» Work instructions
Retype the whole listing below, character for character.

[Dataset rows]
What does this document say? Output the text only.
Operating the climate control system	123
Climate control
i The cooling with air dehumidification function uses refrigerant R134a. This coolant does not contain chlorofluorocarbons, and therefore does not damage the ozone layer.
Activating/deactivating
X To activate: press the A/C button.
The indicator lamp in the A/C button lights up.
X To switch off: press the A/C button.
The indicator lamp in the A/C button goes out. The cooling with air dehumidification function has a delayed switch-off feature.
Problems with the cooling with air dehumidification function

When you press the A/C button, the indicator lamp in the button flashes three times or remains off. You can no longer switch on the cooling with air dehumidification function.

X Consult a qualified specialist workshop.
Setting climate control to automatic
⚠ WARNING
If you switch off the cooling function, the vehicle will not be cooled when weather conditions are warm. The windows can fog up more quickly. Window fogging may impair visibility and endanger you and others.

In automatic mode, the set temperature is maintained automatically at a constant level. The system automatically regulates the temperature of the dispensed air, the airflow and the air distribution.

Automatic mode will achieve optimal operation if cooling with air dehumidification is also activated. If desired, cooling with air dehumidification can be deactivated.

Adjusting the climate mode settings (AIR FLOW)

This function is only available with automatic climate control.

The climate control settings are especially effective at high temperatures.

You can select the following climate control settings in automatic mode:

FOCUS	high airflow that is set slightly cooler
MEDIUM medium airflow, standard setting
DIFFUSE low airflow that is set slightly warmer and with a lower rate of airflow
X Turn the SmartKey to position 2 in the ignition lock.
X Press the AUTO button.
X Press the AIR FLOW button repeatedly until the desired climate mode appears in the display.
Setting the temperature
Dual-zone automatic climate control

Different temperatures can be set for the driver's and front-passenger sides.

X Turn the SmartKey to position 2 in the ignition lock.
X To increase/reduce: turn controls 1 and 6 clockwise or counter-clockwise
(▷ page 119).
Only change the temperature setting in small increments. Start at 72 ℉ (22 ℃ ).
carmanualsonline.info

» Exercise solution
What does this document say? Output the text only.
Operating the climate control system	123
Climate control
i The cooling with air dehumidification function uses refrigerant R134a. This coolant does not contain chlorofluorocarbons, and therefore does not damage the ozone layer.
Activating/deactivating
X To activate: press the A/C button.
The indicator lamp in the A/C button lights up.
X To switch off: press the A/C button.
The indicator lamp in the A/C button goes out. The cooling with air dehumidification function has a delayed switch-off feature.
Problems with the cooling with air dehumidification function

When you press the A/C button, the indicator lamp in the button flashes three times or remains off. You can no longer switch on the cooling with air dehumidification function.

X Consult a qualified specialist workshop.
Setting climate control to automatic
⚠ WARNING
If you switch off the cooling function, the vehicle will not be cooled when weather conditions are warm. The windows can fog up more quickly. Window fogging may impair visibility and endanger you and others.

In automatic mode, the set temperature is maintained automatically at a constant level. The system automatically regulates the temperature of the dispensed air, the airflow and the air distribution.

Automatic mode will achieve optimal operation if cooling with air dehumidification is also activated. If desired, cooling with air dehumidification can be deactivated.

Adjusting the climate mode settings (AIR FLOW)

This function is only available with automatic climate control.

The climate control settings are especially effective at high temperatures.

You can select the following climate control settings in automatic mode:

FOCUS	high airflow that is set slightly cooler
MEDIUM medium airflow, standard setting
DIFFUSE low airflow that is set slightly warmer and with a lower rate of airflow
X Turn the SmartKey to position 2 in the ignition lock.
X Press the AUTO button.
X Press the AIR FLOW button repeatedly until the desired climate mode appears in the display.
Setting the temperature
Dual-zone automatic climate control

Different temperatures can be set for the driver's and front-passenger sides.

X Turn the SmartKey to position 2 in the ignition lock.
X To increase/reduce: turn controls 1 and 6 clockwise or counter-clockwise
(▷ page 119).
Only change the temperature setting in small increments. Start at 72 ℉ (22 ℃ ).
carmanualsonline.info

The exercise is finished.